··· Extracted information ···
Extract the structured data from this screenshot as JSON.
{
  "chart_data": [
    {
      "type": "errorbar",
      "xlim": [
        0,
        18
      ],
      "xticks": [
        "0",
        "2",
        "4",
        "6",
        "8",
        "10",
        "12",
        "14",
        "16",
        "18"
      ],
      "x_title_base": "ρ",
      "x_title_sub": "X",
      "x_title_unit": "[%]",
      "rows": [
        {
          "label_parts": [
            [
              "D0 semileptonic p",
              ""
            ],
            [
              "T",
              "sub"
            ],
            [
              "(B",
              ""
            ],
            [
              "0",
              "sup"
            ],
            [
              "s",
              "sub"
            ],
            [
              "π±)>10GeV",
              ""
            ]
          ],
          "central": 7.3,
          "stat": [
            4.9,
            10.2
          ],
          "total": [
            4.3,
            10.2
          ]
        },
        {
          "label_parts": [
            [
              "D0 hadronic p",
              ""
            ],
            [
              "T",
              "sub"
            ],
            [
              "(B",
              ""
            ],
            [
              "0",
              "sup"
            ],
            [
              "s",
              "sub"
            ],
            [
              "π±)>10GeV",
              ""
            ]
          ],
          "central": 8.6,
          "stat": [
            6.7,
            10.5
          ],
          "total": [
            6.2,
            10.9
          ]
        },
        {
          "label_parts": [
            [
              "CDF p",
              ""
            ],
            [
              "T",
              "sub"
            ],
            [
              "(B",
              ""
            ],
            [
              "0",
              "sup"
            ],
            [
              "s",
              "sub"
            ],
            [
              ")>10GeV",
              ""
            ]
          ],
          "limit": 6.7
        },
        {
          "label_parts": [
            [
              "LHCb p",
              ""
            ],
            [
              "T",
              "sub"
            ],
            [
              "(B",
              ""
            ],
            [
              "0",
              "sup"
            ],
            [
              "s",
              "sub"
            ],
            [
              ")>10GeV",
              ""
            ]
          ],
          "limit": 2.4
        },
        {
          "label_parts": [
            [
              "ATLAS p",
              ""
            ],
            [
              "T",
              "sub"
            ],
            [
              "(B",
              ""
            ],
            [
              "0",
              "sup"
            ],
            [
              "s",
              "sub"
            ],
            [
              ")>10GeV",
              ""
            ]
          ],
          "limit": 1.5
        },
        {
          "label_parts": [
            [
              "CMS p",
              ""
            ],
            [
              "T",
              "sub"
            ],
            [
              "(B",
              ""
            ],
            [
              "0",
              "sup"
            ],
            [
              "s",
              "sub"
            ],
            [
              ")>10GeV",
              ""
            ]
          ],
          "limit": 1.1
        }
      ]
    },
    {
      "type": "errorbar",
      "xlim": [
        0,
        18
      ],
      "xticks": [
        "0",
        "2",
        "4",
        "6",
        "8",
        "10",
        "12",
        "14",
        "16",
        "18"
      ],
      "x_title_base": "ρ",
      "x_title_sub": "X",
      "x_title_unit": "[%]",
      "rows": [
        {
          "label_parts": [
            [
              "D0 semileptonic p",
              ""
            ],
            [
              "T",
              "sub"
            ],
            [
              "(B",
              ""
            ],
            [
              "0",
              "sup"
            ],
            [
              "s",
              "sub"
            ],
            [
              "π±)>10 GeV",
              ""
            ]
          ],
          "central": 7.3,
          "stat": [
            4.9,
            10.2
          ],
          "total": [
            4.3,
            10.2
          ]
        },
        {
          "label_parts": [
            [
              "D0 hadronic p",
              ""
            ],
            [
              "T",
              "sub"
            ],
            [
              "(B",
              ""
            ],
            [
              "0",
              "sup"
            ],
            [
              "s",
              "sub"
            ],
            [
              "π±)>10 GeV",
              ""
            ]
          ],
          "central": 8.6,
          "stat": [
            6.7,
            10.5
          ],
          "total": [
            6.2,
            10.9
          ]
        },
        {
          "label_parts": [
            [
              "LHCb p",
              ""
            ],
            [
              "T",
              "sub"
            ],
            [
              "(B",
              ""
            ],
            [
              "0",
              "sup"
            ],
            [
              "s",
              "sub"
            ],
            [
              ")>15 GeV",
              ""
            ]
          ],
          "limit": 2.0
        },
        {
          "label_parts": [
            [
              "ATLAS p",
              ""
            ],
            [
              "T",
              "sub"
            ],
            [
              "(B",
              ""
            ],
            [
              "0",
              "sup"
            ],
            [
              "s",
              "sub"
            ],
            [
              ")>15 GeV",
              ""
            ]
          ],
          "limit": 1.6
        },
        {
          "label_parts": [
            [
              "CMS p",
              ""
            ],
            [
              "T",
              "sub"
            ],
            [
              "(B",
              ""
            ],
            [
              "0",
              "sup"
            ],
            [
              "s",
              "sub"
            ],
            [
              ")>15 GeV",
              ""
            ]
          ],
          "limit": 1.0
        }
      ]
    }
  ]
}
···
■ Aim of the task
Give the entries once more, exactly as they appear.

■ Answer to this problem
Extract the structured data from this screenshot as JSON.
{
  "chart_data": [
    {
      "type": "errorbar",
      "xlim": [
        0,
        18
      ],
      "xticks": [
        "0",
        "2",
        "4",
        "6",
        "8",
        "10",
        "12",
        "14",
        "16",
        "18"
      ],
      "x_title_base": "ρ",
      "x_title_sub": "X",
      "x_title_unit": "[%]",
      "rows": [
        {
          "label_parts": [
            [
              "D0 semileptonic p",
              ""
            ],
            [
              "T",
              "sub"
            ],
            [
              "(B",
              ""
            ],
            [
              "0",
              "sup"
            ],
            [
              "s",
              "sub"
            ],
            [
              "π±)>10GeV",
              ""
            ]
          ],
          "central": 7.3,
          "stat": [
            4.9,
            10.2
          ],
          "total": [
            4.3,
            10.2
          ]
        },
        {
          "label_parts": [
            [
              "D0 hadronic p",
              ""
            ],
            [
              "T",
              "sub"
            ],
            [
              "(B",
              ""
            ],
            [
              "0",
              "sup"
            ],
            [
              "s",
              "sub"
            ],
            [
              "π±)>10GeV",
              ""
            ]
          ],
          "central": 8.6,
          "stat": [
            6.7,
            10.5
          ],
          "total": [
            6.2,
            10.9
          ]
        },
        {
          "label_parts": [
            [
              "CDF p",
              ""
            ],
            [
              "T",
              "sub"
            ],
            [
              "(B",
              ""
            ],
            [
              "0",
              "sup"
            ],
            [
              "s",
              "sub"
            ],
            [
              ")>10GeV",
              ""
            ]
          ],
          "limit": 6.7
        },
        {
          "label_parts": [
            [
              "LHCb p",
              ""
            ],
            [
              "T",
              "sub"
            ],
            [
              "(B",
              ""
            ],
            [
              "0",
              "sup"
            ],
            [
              "s",
              "sub"
            ],
            [
              ")>10GeV",
              ""
            ]
          ],
          "limit": 2.4
        },
        {
          "label_parts": [
            [
              "ATLAS p",
              ""
            ],
            [
              "T",
              "sub"
            ],
            [
              "(B",
              ""
            ],
            [
              "0",
              "sup"
            ],
            [
              "s",
              "sub"
            ],
            [
              ")>10GeV",
              ""
            ]
          ],
          "limit": 1.5
        },
        {
          "label_parts": [
            [
              "CMS p",
              ""
            ],
            [
              "T",
              "sub"
            ],
            [
              "(B",
              ""
            ],
            [
              "0",
              "sup"
            ],
            [
              "s",
              "sub"
            ],
            [
              ")>10GeV",
              ""
            ]
          ],
          "limit": 1.1
        }
      ]
    },
    {
      "type": "errorbar",
      "xlim": [
        0,
        18
      ],
      "xticks": [
        "0",
        "2",
        "4",
        "6",
        "8",
        "10",
        "12",
        "14",
        "16",
        "18"
      ],
      "x_title_base": "ρ",
      "x_title_sub": "X",
      "x_title_unit": "[%]",
      "rows": [
        {
          "label_parts": [
            [
              "D0 semileptonic p",
              ""
            ],
            [
              "T",
              "sub"
            ],
            [
              "(B",
              ""
            ],
            [
              "0",
              "sup"
            ],
            [
              "s",
              "sub"
            ],
            [
              "π±)>10 GeV",
              ""
            ]
          ],
          "central": 7.3,
          "stat": [
            4.9,
            10.2
          ],
          "total": [
            4.3,
            10.2
          ]
        },
        {
          "label_parts": [
            [
              "D0 hadronic p",
              ""
            ],
            [
              "T",
              "sub"
            ],
            [
              "(B",
              ""
            ],
            [
              "0",
              "sup"
            ],
            [
              "s",
              "sub"
            ],
            [
              "π±)>10 GeV",
              ""
            ]
          ],
          "central": 8.6,
          "stat": [
            6.7,
            10.5
          ],
          "total": [
            6.2,
            10.9
          ]
        },
        {
          "label_parts": [
            [
              "LHCb p",
              ""
            ],
            [
              "T",
              "sub"
            ],
            [
              "(B",
              ""
            ],
            [
              "0",
              "sup"
            ],
            [
              "s",
              "sub"
            ],
            [
              ")>15 GeV",
              ""
            ]
          ],
          "limit": 2.0
        },
        {
          "label_parts": [
            [
              "ATLAS p",
              ""
            ],
            [
              "T",
              "sub"
            ],
            [
              "(B",
              ""
            ],
            [
              "0",
              "sup"
            ],
            [
              "s",
              "sub"
            ],
            [
              ")>15 GeV",
              ""
            ]
          ],
          "limit": 1.6
        },
        {
          "label_parts": [
            [
              "CMS p",
              ""
            ],
            [
              "T",
              "sub"
            ],
            [
              "(B",
              ""
            ],
            [
              "0",
              "sup"
            ],
            [
              "s",
              "sub"
            ],
            [
              ")>15 GeV",
              ""
            ]
          ],
          "limit": 1.0
        }
      ]
    }
  ]
}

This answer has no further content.